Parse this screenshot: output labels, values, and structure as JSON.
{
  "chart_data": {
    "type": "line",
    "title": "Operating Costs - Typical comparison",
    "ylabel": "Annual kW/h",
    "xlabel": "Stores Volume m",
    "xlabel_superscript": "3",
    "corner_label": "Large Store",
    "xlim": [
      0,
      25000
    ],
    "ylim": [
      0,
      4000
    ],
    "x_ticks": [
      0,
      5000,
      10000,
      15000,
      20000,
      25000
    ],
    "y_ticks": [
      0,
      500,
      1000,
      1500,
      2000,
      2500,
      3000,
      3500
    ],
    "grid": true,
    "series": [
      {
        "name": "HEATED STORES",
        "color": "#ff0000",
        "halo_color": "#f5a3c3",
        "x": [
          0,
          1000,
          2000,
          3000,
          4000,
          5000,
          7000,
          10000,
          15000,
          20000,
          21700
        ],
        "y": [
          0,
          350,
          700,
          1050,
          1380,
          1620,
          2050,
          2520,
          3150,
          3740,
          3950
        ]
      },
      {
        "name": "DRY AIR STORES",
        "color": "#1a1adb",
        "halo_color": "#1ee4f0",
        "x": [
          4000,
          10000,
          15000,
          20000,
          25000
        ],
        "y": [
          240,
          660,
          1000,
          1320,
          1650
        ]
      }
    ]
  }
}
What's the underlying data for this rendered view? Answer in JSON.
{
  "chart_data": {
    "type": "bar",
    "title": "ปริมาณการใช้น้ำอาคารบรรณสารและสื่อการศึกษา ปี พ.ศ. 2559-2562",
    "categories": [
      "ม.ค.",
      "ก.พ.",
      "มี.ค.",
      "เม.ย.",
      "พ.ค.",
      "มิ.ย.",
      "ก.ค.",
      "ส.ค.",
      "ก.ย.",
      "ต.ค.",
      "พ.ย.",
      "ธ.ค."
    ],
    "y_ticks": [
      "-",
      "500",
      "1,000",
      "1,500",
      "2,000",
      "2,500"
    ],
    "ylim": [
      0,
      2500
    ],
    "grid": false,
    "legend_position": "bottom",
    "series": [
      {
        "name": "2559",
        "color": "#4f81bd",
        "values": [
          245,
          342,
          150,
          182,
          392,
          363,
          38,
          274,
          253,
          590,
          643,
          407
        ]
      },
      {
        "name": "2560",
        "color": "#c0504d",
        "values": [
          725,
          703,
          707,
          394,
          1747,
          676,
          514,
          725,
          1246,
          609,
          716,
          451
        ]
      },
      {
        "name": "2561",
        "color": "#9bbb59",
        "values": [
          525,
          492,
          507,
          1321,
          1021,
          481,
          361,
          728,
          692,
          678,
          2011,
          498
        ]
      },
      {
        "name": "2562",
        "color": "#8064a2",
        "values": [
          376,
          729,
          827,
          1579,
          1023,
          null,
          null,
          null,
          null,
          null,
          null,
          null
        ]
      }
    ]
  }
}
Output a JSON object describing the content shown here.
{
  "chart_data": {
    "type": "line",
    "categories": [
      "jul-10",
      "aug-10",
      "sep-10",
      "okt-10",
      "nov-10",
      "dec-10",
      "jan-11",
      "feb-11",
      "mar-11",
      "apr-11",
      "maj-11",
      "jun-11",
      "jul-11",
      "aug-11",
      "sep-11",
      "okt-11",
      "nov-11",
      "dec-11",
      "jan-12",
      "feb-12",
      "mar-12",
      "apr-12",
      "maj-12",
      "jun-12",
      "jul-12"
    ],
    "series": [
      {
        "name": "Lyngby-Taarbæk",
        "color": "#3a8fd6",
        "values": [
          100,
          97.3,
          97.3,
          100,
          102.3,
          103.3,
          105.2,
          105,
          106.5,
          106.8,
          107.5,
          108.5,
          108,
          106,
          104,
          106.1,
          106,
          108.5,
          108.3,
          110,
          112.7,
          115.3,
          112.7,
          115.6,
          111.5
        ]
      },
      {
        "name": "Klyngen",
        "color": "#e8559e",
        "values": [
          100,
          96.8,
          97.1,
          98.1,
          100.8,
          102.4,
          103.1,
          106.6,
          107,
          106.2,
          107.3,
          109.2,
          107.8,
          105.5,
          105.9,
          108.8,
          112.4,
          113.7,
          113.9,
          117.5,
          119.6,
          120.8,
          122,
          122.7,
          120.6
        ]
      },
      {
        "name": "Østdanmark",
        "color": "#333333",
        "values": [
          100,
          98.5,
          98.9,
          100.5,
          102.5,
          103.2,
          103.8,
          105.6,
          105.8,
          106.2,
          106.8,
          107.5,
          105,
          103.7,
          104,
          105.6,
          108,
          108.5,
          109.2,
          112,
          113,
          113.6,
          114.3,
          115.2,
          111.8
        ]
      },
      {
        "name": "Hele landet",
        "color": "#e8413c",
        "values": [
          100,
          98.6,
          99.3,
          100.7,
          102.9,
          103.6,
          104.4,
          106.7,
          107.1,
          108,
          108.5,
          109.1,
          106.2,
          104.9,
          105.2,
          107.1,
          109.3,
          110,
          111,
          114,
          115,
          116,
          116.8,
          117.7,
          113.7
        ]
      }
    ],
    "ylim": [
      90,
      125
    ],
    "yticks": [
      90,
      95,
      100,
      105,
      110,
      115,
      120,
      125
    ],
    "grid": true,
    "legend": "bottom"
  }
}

Set task
Scan the material above. Return every line containing the string "JSON".

Written response
Parse this screenshot: output labels, values, and structure as JSON.
What's the underlying data for this rendered view? Answer in JSON.
Output a JSON object describing the content shown here.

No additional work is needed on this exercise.